▸ PROBLEM REQUIREMENTS: Hunt for the word "have" across the entries below, copying each line that holds it.

▸ ENTRIES:
● ● ● ● ● ● ●
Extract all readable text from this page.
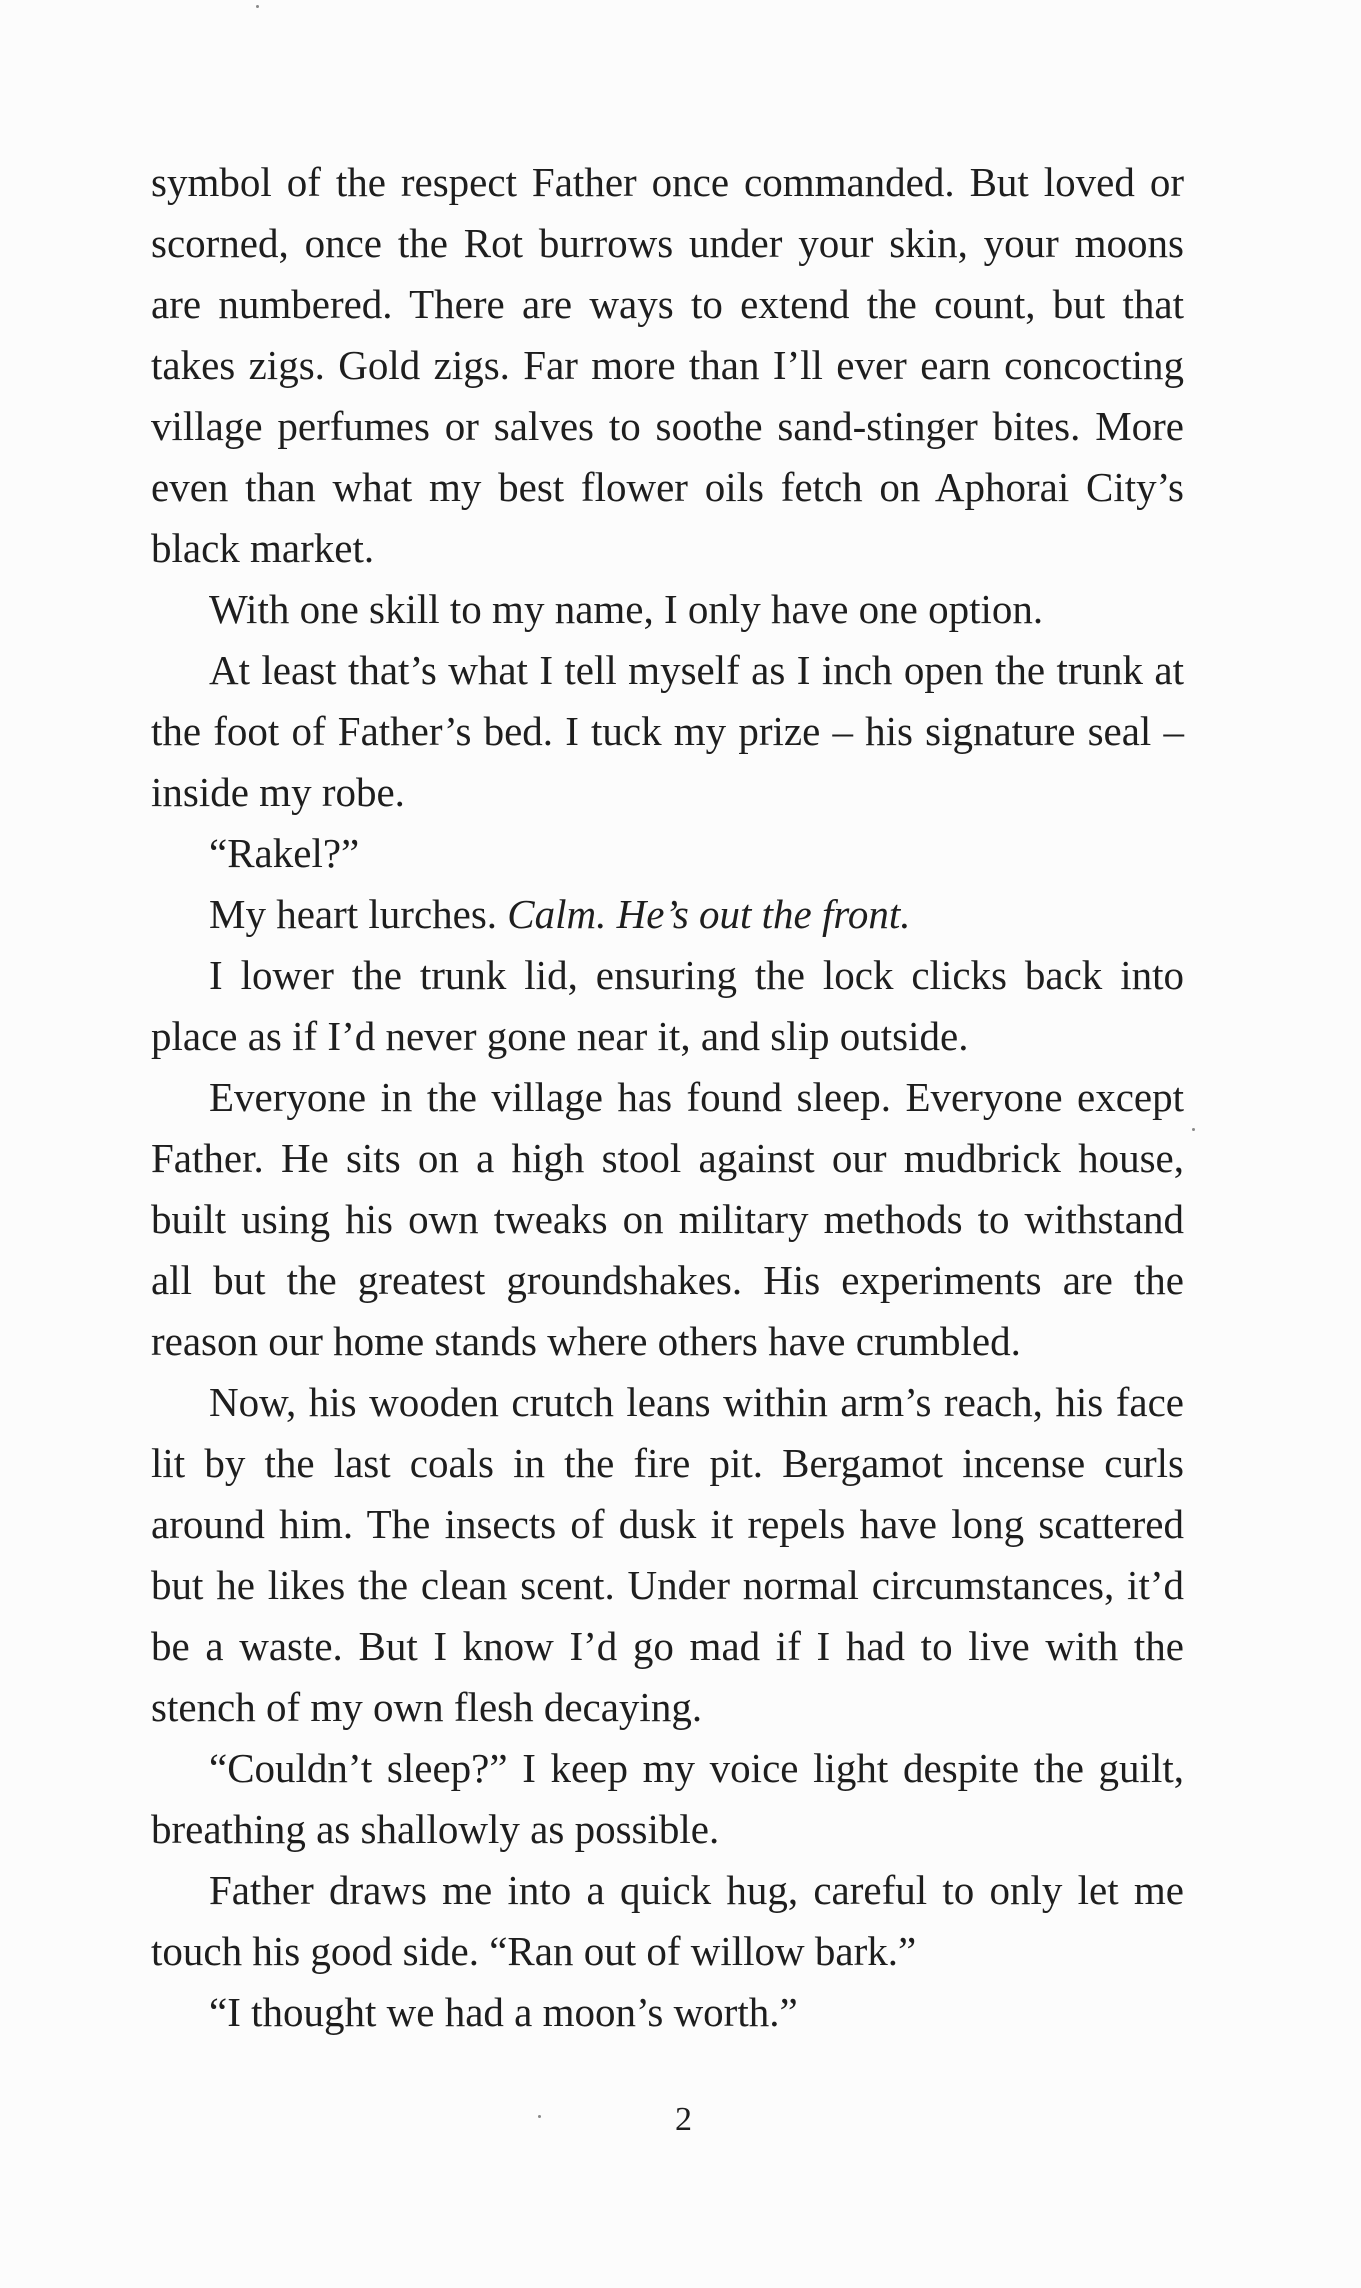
symbol of the respect Father once commanded. But loved or scorned, once the Rot burrows under your skin, your moons are numbered. There are ways to extend the count, but that takes zigs. Gold zigs. Far more than I’ll ever earn concocting village perfumes or salves to soothe sand-stinger bites. More even than what my best flower oils fetch on Aphorai City’s black market.

With one skill to my name, I only have one option.

At least that’s what I tell myself as I inch open the trunk at the foot of Father’s bed. I tuck my prize – his signature seal – inside my robe.

“Rakel?”

My heart lurches. Calm. He’s out the front.

I lower the trunk lid, ensuring the lock clicks back into place as if I’d never gone near it, and slip outside.

Everyone in the village has found sleep. Everyone except Father. He sits on a high stool against our mudbrick house, built using his own tweaks on military methods to withstand all but the greatest groundshakes. His experiments are the reason our home stands where others have crumbled.

Now, his wooden crutch leans within arm’s reach, his face lit by the last coals in the fire pit. Bergamot incense curls around him. The insects of dusk it repels have long scattered but he likes the clean scent. Under normal circumstances, it’d be a waste. But I know I’d go mad if I had to live with the stench of my own flesh decaying.

“Couldn’t sleep?” I keep my voice light despite the guilt, breathing as shallowly as possible.

Father draws me into a quick hug, careful to only let me touch his good side. “Ran out of willow bark.”

“I thought we had a moon’s worth.”

2
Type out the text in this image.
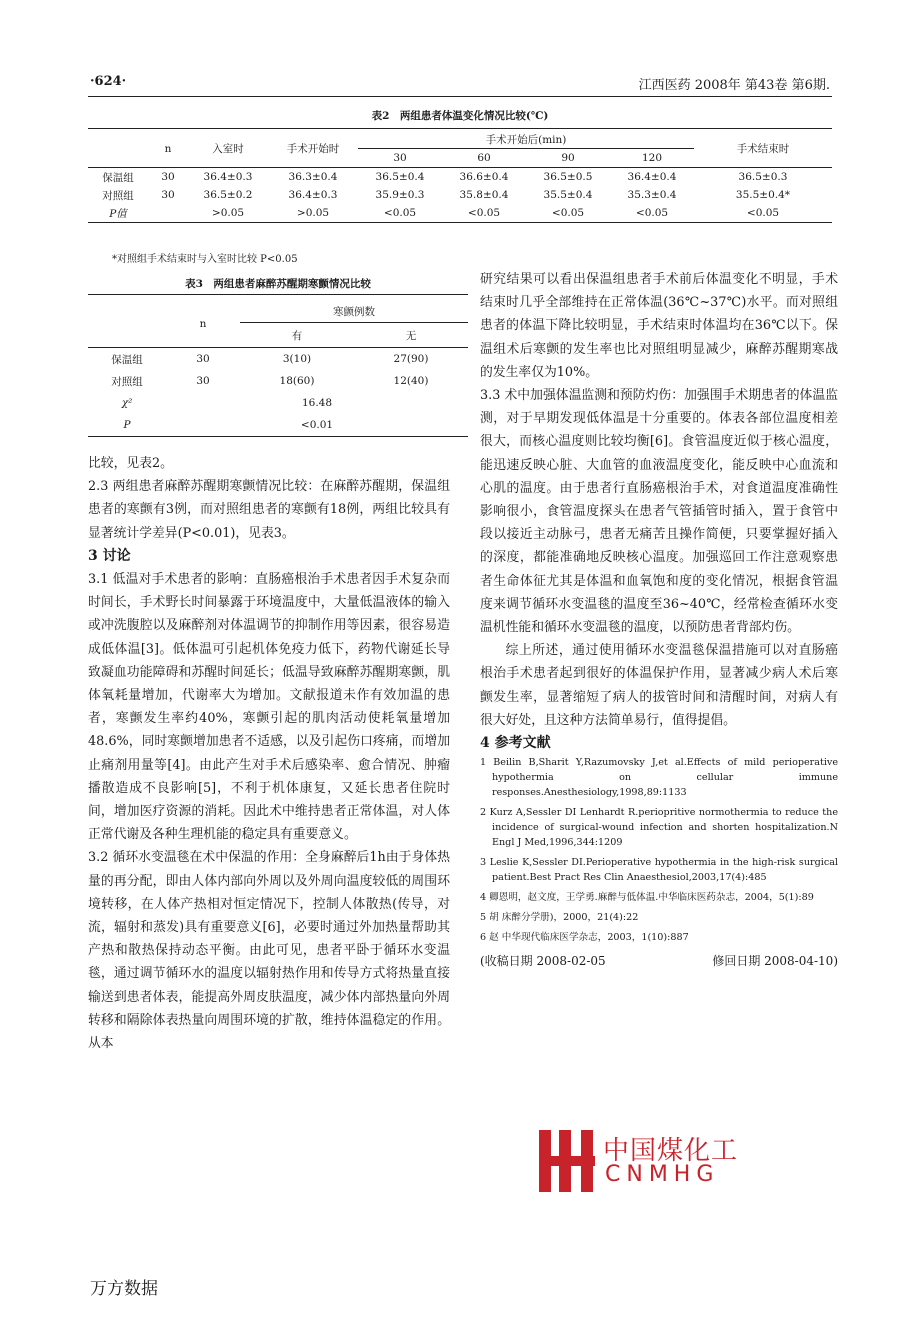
·624·	江西医药 2008年 第43卷 第6期.
表2　两组患者体温变化情况比较(℃)
	n	入室时	手术开始时	手术开始后(min)				手术结束时
				30	60	90	120	
保温组	30	36.4±0.3	36.3±0.4	36.5±0.4	36.6±0.4	36.5±0.5	36.4±0.4	36.5±0.3
对照组	30	36.5±0.2	36.4±0.3	35.9±0.3	35.8±0.4	35.5±0.4	35.3±0.4	35.5±0.4*
P值		>0.05	>0.05	<0.05	<0.05	<0.05	<0.05	<0.05
*对照组手术结束时与入室时比较 P<0.05
表3　两组患者麻醉苏醒期寒颤情况比较
	n	寒颤例数	
		有	无
保温组	30	3(10)	27(90)
对照组	30	18(60)	12(40)
χ²	16.48		
P	<0.01		

比较，见表2。

2.3 两组患者麻醉苏醒期寒颤情况比较：在麻醉苏醒期，保温组患者的寒颤有3例，而对照组患者的寒颤有18例，两组比较具有显著统计学差异(P<0.01)，见表3。

3 讨论

3.1 低温对手术患者的影响：直肠癌根治手术患者因手术复杂而时间长，手术野长时间暴露于环境温度中，大量低温液体的输入或冲洗腹腔以及麻醉剂对体温调节的抑制作用等因素，很容易造成低体温[3]。低体温可引起机体免疫力低下，药物代谢延长导致凝血功能障碍和苏醒时间延长；低温导致麻醉苏醒期寒颤，肌体氧耗量增加，代谢率大为增加。文献报道未作有效加温的患者，寒颤发生率约40%，寒颤引起的肌肉活动使耗氧量增加48.6%，同时寒颤增加患者不适感，以及引起伤口疼痛，而增加止痛剂用量等[4]。由此产生对手术后感染率、愈合情况、肿瘤播散造成不良影响[5]，不利于机体康复，又延长患者住院时间，增加医疗资源的消耗。因此术中维持患者正常体温，对人体正常代谢及各种生理机能的稳定具有重要意义。

3.2 循环水变温毯在术中保温的作用：全身麻醉后1h由于身体热量的再分配，即由人体内部向外周以及外周向温度较低的周围环境转移，在人体产热相对恒定情况下，控制人体散热(传导，对流，辐射和蒸发)具有重要意义[6]，必要时通过外加热量帮助其产热和散热保持动态平衡。由此可见，患者平卧于循环水变温毯，通过调节循环水的温度以辐射热作用和传导方式将热量直接输送到患者体表，能提高外周皮肤温度，减少体内部热量向外周转移和隔除体表热量向周围环境的扩散，维持体温稳定的作用。从本

研究结果可以看出保温组患者手术前后体温变化不明显，手术结束时几乎全部维持在正常体温(36℃~37℃)水平。而对照组患者的体温下降比较明显，手术结束时体温均在36℃以下。保温组术后寒颤的发生率也比对照组明显减少，麻醉苏醒期寒战的发生率仅为10%。

3.3 术中加强体温监测和预防灼伤：加强围手术期患者的体温监测，对于早期发现低体温是十分重要的。体表各部位温度相差很大，而核心温度则比较均衡[6]。食管温度近似于核心温度，能迅速反映心脏、大血管的血液温度变化，能反映中心血流和心肌的温度。由于患者行直肠癌根治手术，对食道温度准确性影响很小，食管温度探头在患者气管插管时插入，置于食管中段以接近主动脉弓，患者无痛苦且操作简便，只要掌握好插入的深度，都能准确地反映核心温度。加强巡回工作注意观察患者生命体征尤其是体温和血氧饱和度的变化情况，根据食管温度来调节循环水变温毯的温度至36~40℃，经常检查循环水变温机性能和循环水变温毯的温度，以预防患者背部灼伤。

综上所述，通过使用循环水变温毯保温措施可以对直肠癌根治手术患者起到很好的体温保护作用，显著减少病人术后寒颤发生率，显著缩短了病人的拔管时间和清醒时间，对病人有很大好处，且这种方法简单易行，值得提倡。

4 参考文献

1 Beilin B,Sharit Y,Razumovsky J,et al.Effects of mild perioperative hypothermia on cellular immune responses.Anesthesiology,1998,89:1133

2 Kurz A,Sessler DI Lenhardt R.periopritive normothermia to reduce the incidence of surgical-wound infection and shorten hospitalization.N Engl J Med,1996,344:1209

3 Leslie K,Sessler DI.Perioperative hypothermia in the high-risk surgical patient.Best Pract Res Clin Anaesthesiol,2003,17(4):485

4 卿恩明，赵文度，王学勇.麻醉与低体温.中华临床医药杂志，2004，5(1):89

5 胡 床醉分学册)，2000，21(4):22

6 赵 中华现代临床医学杂志，2003，1(10):887

(收稿日期 2008-02-05	修回日期 2008-04-10)
中国煤化工
CNMHG
万方数据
● ● ● ● ● ● ●
▸ RESULT BELOW:
With one skill to my name, I only have one option.
Everyone in the village has found sleep. Everyone except Father. He sits on a high stool against our mudbrick house, built using his own tweaks on military methods to withstand all but the greatest groundshakes. His experiments are the reason our home stands where others have crumbled.
Now, his wooden crutch leans within arm’s reach, his face lit by the last coals in the fire pit. Bergamot incense curls around him. The insects of dusk it repels have long scattered but he likes the clean scent. Under normal circumstances, it’d be a waste. But I know I’d go mad if I had to live with the stench of my own flesh decaying.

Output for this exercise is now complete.